Copy every one of these lines character for character, changing nothing.

>> begin Information given

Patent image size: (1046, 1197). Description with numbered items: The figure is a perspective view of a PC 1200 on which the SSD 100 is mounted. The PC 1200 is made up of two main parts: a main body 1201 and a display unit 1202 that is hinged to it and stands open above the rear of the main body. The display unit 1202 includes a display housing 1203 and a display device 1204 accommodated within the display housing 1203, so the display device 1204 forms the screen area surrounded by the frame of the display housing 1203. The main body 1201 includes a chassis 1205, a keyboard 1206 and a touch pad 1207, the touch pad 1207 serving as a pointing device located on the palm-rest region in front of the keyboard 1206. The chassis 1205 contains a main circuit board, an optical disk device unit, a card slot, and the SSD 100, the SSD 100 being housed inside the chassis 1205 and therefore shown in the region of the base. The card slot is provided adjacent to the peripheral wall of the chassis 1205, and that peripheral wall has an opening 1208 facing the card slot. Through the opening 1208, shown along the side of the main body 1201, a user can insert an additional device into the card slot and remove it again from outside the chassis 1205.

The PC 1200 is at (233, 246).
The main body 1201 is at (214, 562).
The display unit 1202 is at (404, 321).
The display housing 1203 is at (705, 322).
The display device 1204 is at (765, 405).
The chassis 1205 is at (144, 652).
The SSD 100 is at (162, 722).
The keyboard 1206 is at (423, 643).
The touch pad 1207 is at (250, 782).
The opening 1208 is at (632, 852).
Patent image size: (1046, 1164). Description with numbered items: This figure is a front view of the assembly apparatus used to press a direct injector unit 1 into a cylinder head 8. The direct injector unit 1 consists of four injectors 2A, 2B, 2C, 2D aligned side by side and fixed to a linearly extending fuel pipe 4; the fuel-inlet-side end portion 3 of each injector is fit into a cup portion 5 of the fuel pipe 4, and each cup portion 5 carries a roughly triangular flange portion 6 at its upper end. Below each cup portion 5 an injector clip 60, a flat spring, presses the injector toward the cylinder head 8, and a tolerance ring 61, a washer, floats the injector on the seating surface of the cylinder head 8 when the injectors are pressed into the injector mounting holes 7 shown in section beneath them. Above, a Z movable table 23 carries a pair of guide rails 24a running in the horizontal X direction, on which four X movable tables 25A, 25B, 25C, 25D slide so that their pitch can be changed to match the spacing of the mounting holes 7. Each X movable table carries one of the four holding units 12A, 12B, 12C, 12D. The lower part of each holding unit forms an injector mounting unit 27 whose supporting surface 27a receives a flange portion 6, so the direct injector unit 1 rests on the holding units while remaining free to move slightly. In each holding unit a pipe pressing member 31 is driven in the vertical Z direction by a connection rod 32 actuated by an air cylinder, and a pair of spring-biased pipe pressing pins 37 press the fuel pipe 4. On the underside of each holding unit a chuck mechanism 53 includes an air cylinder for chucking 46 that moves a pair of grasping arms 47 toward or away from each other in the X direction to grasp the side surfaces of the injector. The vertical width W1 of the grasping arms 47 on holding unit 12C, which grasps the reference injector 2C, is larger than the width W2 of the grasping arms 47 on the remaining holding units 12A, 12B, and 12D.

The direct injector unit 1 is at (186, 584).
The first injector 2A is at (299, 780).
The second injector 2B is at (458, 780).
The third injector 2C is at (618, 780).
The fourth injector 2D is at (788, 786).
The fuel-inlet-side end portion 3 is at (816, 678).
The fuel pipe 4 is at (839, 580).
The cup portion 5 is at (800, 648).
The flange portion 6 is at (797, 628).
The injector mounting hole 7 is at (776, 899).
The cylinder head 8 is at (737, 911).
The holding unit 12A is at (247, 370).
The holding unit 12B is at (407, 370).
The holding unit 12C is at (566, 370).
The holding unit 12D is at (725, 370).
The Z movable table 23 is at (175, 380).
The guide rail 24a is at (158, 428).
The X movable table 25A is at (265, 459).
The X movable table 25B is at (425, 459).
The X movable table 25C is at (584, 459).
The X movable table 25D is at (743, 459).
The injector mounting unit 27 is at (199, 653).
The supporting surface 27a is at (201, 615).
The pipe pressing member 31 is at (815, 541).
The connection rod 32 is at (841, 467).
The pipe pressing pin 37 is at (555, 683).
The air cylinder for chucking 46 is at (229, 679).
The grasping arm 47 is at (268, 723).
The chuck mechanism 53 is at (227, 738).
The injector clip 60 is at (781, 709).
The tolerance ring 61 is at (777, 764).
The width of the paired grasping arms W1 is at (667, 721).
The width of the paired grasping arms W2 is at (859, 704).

>> end Information given

Output for this exercise:
Patent image size: (1046, 1197). Description with numbered items: The figure is a perspective view of a PC 1200 on which the SSD 100 is mounted. The PC 1200 is made up of two main parts: a main body 1201 and a display unit 1202 that is hinged to it and stands open above the rear of the main body. The display unit 1202 includes a display housing 1203 and a display device 1204 accommodated within the display housing 1203, so the display device 1204 forms the screen area surrounded by the frame of the display housing 1203. The main body 1201 includes a chassis 1205, a keyboard 1206 and a touch pad 1207, the touch pad 1207 serving as a pointing device located on the palm-rest region in front of the keyboard 1206. The chassis 1205 contains a main circuit board, an optical disk device unit, a card slot, and the SSD 100, the SSD 100 being housed inside the chassis 1205 and therefore shown in the region of the base. The card slot is provided adjacent to the peripheral wall of the chassis 1205, and that peripheral wall has an opening 1208 facing the card slot. Through the opening 1208, shown along the side of the main body 1201, a user can insert an additional device into the card slot and remove it again from outside the chassis 1205.

The PC 1200 is at (233, 246).
The main body 1201 is at (214, 562).
The display unit 1202 is at (404, 321).
The display housing 1203 is at (705, 322).
The display device 1204 is at (765, 405).
The chassis 1205 is at (144, 652).
The SSD 100 is at (162, 722).
The keyboard 1206 is at (423, 643).
The touch pad 1207 is at (250, 782).
The opening 1208 is at (632, 852).
Patent image size: (1046, 1164). Description with numbered items: This figure is a front view of the assembly apparatus used to press a direct injector unit 1 into a cylinder head 8. The direct injector unit 1 consists of four injectors 2A, 2B, 2C, 2D aligned side by side and fixed to a linearly extending fuel pipe 4; the fuel-inlet-side end portion 3 of each injector is fit into a cup portion 5 of the fuel pipe 4, and each cup portion 5 carries a roughly triangular flange portion 6 at its upper end. Below each cup portion 5 an injector clip 60, a flat spring, presses the injector toward the cylinder head 8, and a tolerance ring 61, a washer, floats the injector on the seating surface of the cylinder head 8 when the injectors are pressed into the injector mounting holes 7 shown in section beneath them. Above, a Z movable table 23 carries a pair of guide rails 24a running in the horizontal X direction, on which four X movable tables 25A, 25B, 25C, 25D slide so that their pitch can be changed to match the spacing of the mounting holes 7. Each X movable table carries one of the four holding units 12A, 12B, 12C, 12D. The lower part of each holding unit forms an injector mounting unit 27 whose supporting surface 27a receives a flange portion 6, so the direct injector unit 1 rests on the holding units while remaining free to move slightly. In each holding unit a pipe pressing member 31 is driven in the vertical Z direction by a connection rod 32 actuated by an air cylinder, and a pair of spring-biased pipe pressing pins 37 press the fuel pipe 4. On the underside of each holding unit a chuck mechanism 53 includes an air cylinder for chucking 46 that moves a pair of grasping arms 47 toward or away from each other in the X direction to grasp the side surfaces of the injector. The vertical width W1 of the grasping arms 47 on holding unit 12C, which grasps the reference injector 2C, is larger than the width W2 of the grasping arms 47 on the remaining holding units 12A, 12B, and 12D.

The direct injector unit 1 is at (186, 584).
The first injector 2A is at (299, 780).
The second injector 2B is at (458, 780).
The third injector 2C is at (618, 780).
The fourth injector 2D is at (788, 786).
The fuel-inlet-side end portion 3 is at (816, 678).
The fuel pipe 4 is at (839, 580).
The cup portion 5 is at (800, 648).
The flange portion 6 is at (797, 628).
The injector mounting hole 7 is at (776, 899).
The cylinder head 8 is at (737, 911).
The holding unit 12A is at (247, 370).
The holding unit 12B is at (407, 370).
The holding unit 12C is at (566, 370).
The holding unit 12D is at (725, 370).
The Z movable table 23 is at (175, 380).
The guide rail 24a is at (158, 428).
The X movable table 25A is at (265, 459).
The X movable table 25B is at (425, 459).
The X movable table 25C is at (584, 459).
The X movable table 25D is at (743, 459).
The injector mounting unit 27 is at (199, 653).
The supporting surface 27a is at (201, 615).
The pipe pressing member 31 is at (815, 541).
The connection rod 32 is at (841, 467).
The pipe pressing pin 37 is at (555, 683).
The air cylinder for chucking 46 is at (229, 679).
The grasping arm 47 is at (268, 723).
The chuck mechanism 53 is at (227, 738).
The injector clip 60 is at (781, 709).
The tolerance ring 61 is at (777, 764).
The width of the paired grasping arms W1 is at (667, 721).
The width of the paired grasping arms W2 is at (859, 704).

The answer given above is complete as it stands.